Imaging of the patient. (a, b) The longest diameter of the right lung mass with 18F-FDG highly concentrated was 60 mm with emphysema in both lungs on PET-CT before therapy. (c) The 18F-FDG was highly concentrated in lymph nodes in the mediastinum, right hilum, left submandibular, and right clavicle areas on PET-CT before therapy. (d) The longest diameter of the right lung mass was 30 mm on chest CT after chemotherapy combined with immunotherapy for two cycles. (e) The longest diameter of the right lung mass was 17 mm on chest CT after antitumor therapy for 13 cycles. (f) CT urography: no obvious thickening of bladder wall, no localized filling defect in bladder cavity.

The patient received two cycles of Pembrolizumab combined with nab-Paclitaxel and Carboplatin, achieving an immune partial response (iPR) (Figure 2(d)). Subsequently, 11 additional cycles of the immunotherapy-containing combination regimen were administered, maintaining the iPR status (Figures 2(e) and 3). However, immune-related hypothyroidism developed after 13 cycles, requiring initiation of thyroid hormone replacement therapy. The patient received one additional cycle of immunotherapy combined with chemotherapy. Nevertheless, evaluation at this time confirmed a new right cervical mass as metastatic disease, while the lung mass remained stable. The progression-free survival (PFS) was 55 weeks, significantly exceeding the reported mOS for thoracic SMARCA4-UT. The right cervical mass was surgically resected, followed by one cycle of Pembrolizumab combined with nab-Paclitaxel plus Carboplatin. Approximately 2 weeks later, the patient developed urinary frequency, urgency, painful urination, and nocturia. Ultrasonography demonstrated benign prostatic hyperplasia (BPH) with calcification, while urinalysis showed leukocyturia and proteinuria. Symptoms improved following treatment with Levofloxacin, Doxazosin, and Mirabegron. Subsequently, the patient received one cycle of Pembrolizumab combined with Vinorelbine and Carboplatin. Unfortunately, the urethral irritation symptoms worsened. Multiple urine cultures and fungal tests were negative. CT urography revealed no significant abnormalities (Figure 2(f)), and cystoscopy demonstrated diffuse congestion of the bladder mucosa with surface follicular changes. Histological and immunohistochemical analysis revealed chronic mucosal inflammation with interstitial inflammatory cell infiltration (Figure 1(h)), predominantly activated T lymphocytes (CD3⁺, CD4⁺, CD8⁺, programmed cell death protein 1 (PD-1)⁺, and intracellular antigen 1 (TIA-1)⁺) and macrophages (CD68⁺ and PD-L1⁺) (Figure 1(i) and (j)), accompanied by scattered CD20⁺ B lymphocytes and CD117⁺ mast cells. A diagnosis of immune-related cystitis was established during the 9th week following the onset of urinary symptoms. Oral prednisone (40 mg per day) was initiated, leading to rapid resolution of urinary irritative symptoms within 5 days, after which the prednisone dose was gradually tapered (Figure 3).

Figure 3.

Clinical course of the patient.

Bounding box prediction data
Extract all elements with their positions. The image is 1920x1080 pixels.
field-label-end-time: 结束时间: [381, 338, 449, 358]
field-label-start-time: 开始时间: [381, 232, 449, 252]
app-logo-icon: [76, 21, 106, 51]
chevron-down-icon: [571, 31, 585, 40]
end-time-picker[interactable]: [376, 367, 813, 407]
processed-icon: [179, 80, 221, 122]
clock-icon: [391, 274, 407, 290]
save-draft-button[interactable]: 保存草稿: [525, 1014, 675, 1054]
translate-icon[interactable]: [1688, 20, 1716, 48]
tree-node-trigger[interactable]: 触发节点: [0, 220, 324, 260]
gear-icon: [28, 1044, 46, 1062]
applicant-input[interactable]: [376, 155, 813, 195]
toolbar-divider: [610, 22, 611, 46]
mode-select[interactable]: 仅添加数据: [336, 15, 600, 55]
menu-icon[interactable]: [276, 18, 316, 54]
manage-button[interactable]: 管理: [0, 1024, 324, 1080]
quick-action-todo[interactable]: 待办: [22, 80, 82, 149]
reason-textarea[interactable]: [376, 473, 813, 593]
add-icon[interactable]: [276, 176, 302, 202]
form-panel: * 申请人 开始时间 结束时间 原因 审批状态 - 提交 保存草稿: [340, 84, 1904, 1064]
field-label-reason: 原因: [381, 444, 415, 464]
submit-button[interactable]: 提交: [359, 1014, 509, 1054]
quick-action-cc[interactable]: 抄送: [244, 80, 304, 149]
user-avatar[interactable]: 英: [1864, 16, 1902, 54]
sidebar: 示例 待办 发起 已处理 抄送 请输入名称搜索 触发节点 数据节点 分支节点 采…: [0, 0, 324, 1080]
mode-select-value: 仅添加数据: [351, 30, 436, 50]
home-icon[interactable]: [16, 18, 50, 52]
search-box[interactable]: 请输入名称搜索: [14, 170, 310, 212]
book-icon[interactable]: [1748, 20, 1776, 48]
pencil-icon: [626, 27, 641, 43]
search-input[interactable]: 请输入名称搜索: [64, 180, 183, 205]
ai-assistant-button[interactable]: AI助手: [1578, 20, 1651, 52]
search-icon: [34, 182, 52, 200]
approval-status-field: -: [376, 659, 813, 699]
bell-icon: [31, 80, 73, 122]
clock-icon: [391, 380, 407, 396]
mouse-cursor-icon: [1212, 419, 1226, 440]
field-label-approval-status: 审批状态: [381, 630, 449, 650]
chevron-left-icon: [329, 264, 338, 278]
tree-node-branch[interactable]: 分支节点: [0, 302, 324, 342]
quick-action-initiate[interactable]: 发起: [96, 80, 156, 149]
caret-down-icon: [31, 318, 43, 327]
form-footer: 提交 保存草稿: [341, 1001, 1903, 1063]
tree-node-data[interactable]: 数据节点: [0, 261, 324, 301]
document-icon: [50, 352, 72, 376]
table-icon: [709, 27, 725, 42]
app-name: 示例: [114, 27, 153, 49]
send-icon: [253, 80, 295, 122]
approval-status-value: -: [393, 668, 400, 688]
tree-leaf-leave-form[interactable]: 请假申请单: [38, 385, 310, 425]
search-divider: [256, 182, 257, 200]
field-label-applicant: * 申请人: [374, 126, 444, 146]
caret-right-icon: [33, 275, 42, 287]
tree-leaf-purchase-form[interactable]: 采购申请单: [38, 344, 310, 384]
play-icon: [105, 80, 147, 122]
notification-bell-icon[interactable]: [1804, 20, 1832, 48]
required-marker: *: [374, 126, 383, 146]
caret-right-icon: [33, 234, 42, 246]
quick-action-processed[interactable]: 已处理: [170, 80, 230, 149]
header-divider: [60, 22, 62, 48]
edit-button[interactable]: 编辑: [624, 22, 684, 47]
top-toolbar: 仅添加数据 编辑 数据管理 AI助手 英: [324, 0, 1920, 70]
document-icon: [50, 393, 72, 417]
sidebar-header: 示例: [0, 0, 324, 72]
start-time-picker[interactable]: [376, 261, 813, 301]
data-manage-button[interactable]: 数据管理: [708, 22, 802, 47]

Work request 1:
According to the case report excerpt, what daily dose of oral prednisone was started once immune-related cystitis was diagnosed?
Work request 2:
Echo the case report excerpt word for word, everything from "Imaging of the" down to "in bladder cavity.".
These lines are separate material and are unrelated to the case report excerpt.

Answer box 1:
40 mg per day.

Answer box 2:
Imaging of the patient. (a, b) The longest diameter of the right lung mass with 18F-FDG highly concentrated was 60 mm with emphysema in both lungs on PET-CT before therapy. (c) The 18F-FDG was highly concentrated in lymph nodes in the mediastinum, right hilum, left submandibular, and right clavicle areas on PET-CT before therapy. (d) The longest diameter of the right lung mass was 30 mm on chest CT after chemotherapy combined with immunotherapy for two cycles. (e) The longest diameter of the right lung mass was 17 mm on chest CT after antitumor therapy for 13 cycles. (f) CT urography: no obvious thickening of bladder wall, no localized filling defect in bladder cavity.